> **SUPPLIED DATA**:
---

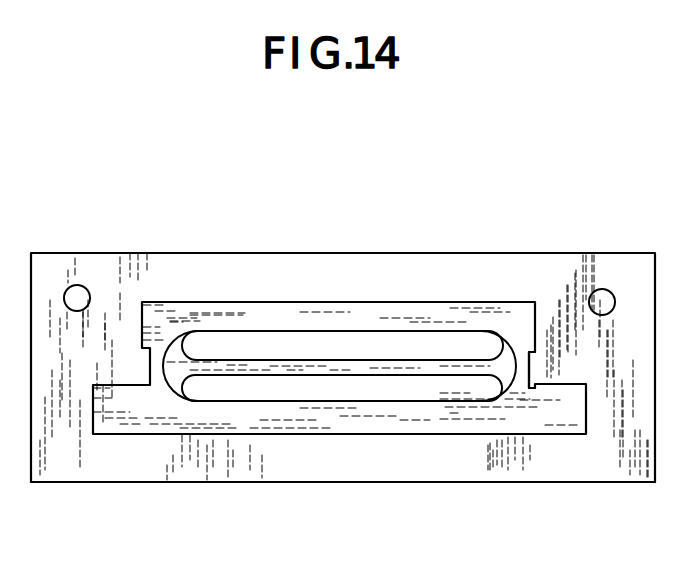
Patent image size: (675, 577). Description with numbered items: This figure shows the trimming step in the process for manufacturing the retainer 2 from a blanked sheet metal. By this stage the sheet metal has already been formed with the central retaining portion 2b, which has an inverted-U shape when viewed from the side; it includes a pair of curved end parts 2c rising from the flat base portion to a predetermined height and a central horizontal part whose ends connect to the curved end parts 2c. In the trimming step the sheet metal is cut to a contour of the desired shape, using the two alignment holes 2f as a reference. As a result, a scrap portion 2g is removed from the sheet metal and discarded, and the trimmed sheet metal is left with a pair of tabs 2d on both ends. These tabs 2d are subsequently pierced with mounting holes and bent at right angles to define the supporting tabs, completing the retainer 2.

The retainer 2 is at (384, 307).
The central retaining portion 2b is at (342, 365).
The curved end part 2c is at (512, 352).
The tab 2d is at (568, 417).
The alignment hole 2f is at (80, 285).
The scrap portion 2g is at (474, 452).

---

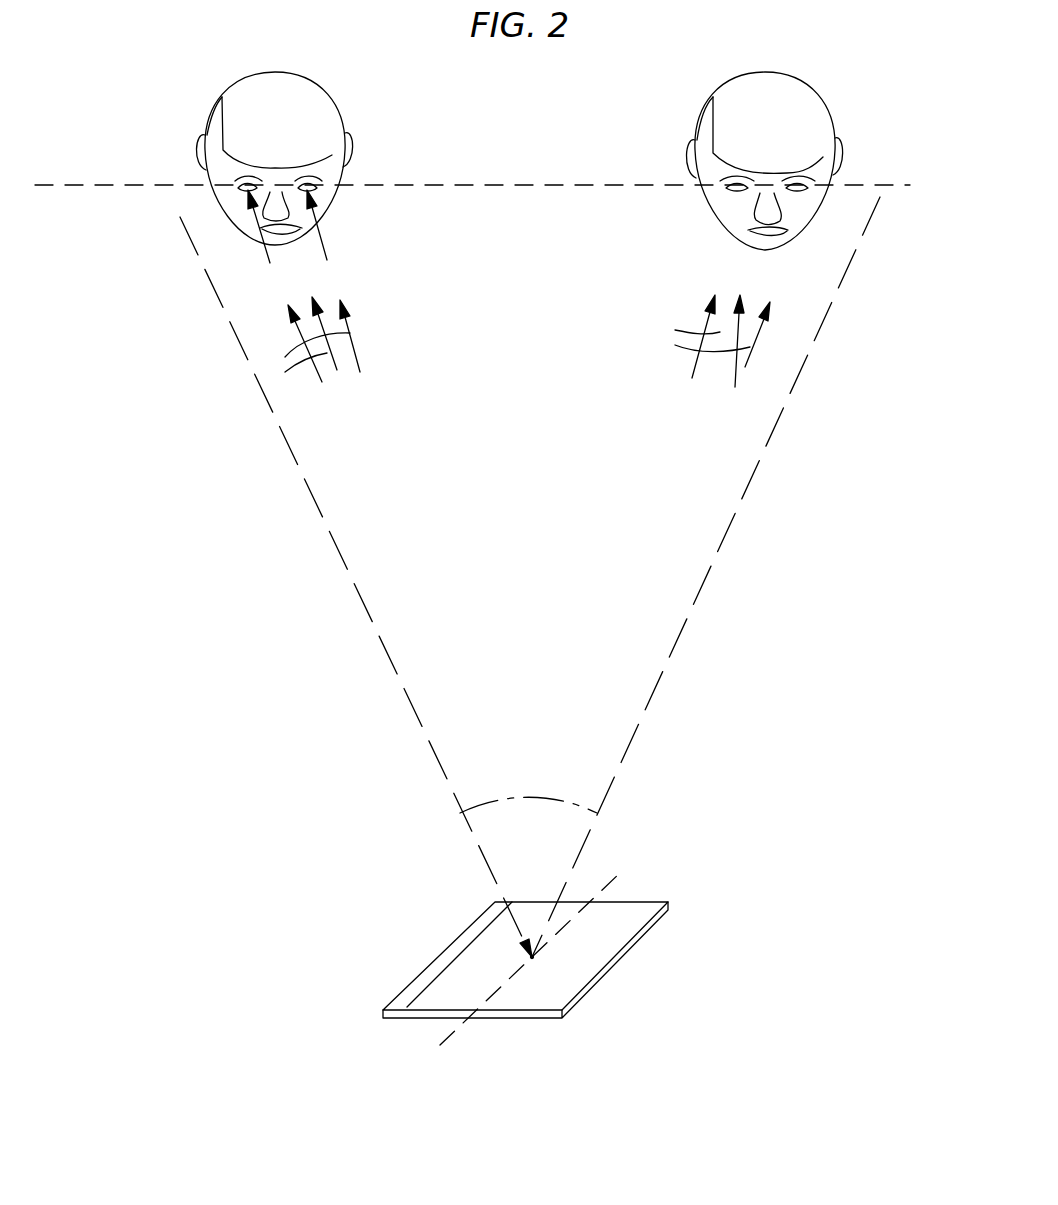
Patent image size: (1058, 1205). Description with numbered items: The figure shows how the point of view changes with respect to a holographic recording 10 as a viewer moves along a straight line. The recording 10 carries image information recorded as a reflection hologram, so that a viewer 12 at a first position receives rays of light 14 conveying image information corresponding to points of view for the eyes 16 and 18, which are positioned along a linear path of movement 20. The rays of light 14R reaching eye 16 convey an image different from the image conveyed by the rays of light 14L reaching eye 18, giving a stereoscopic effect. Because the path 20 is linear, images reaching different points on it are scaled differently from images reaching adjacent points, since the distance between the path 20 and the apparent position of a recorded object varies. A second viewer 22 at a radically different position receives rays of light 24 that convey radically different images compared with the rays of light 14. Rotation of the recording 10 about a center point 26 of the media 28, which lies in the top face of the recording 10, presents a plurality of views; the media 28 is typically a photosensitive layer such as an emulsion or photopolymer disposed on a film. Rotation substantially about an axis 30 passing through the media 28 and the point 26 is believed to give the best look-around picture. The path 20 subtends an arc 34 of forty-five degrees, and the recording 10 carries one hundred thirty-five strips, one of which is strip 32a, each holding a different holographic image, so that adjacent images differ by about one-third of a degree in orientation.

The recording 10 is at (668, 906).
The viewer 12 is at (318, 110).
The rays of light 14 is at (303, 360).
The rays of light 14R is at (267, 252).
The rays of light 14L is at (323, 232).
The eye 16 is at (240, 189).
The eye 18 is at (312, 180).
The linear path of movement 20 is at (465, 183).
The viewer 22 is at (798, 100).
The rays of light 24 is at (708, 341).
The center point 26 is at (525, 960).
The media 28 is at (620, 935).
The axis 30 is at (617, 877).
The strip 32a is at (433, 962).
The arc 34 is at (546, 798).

---

Can you repeat, word for word, the lines that begin with the one containing "Patent image size: (675, 577)." and run through the one containing "The scrap portion 2g is at (474, 452)."?

> **COMPLETE OUTPUT**:
Patent image size: (675, 577). Description with numbered items: This figure shows the trimming step in the process for manufacturing the retainer 2 from a blanked sheet metal. By this stage the sheet metal has already been formed with the central retaining portion 2b, which has an inverted-U shape when viewed from the side; it includes a pair of curved end parts 2c rising from the flat base portion to a predetermined height and a central horizontal part whose ends connect to the curved end parts 2c. In the trimming step the sheet metal is cut to a contour of the desired shape, using the two alignment holes 2f as a reference. As a result, a scrap portion 2g is removed from the sheet metal and discarded, and the trimmed sheet metal is left with a pair of tabs 2d on both ends. These tabs 2d are subsequently pierced with mounting holes and bent at right angles to define the supporting tabs, completing the retainer 2.

The retainer 2 is at (384, 307).
The central retaining portion 2b is at (342, 365).
The curved end part 2c is at (512, 352).
The tab 2d is at (568, 417).
The alignment hole 2f is at (80, 285).
The scrap portion 2g is at (474, 452).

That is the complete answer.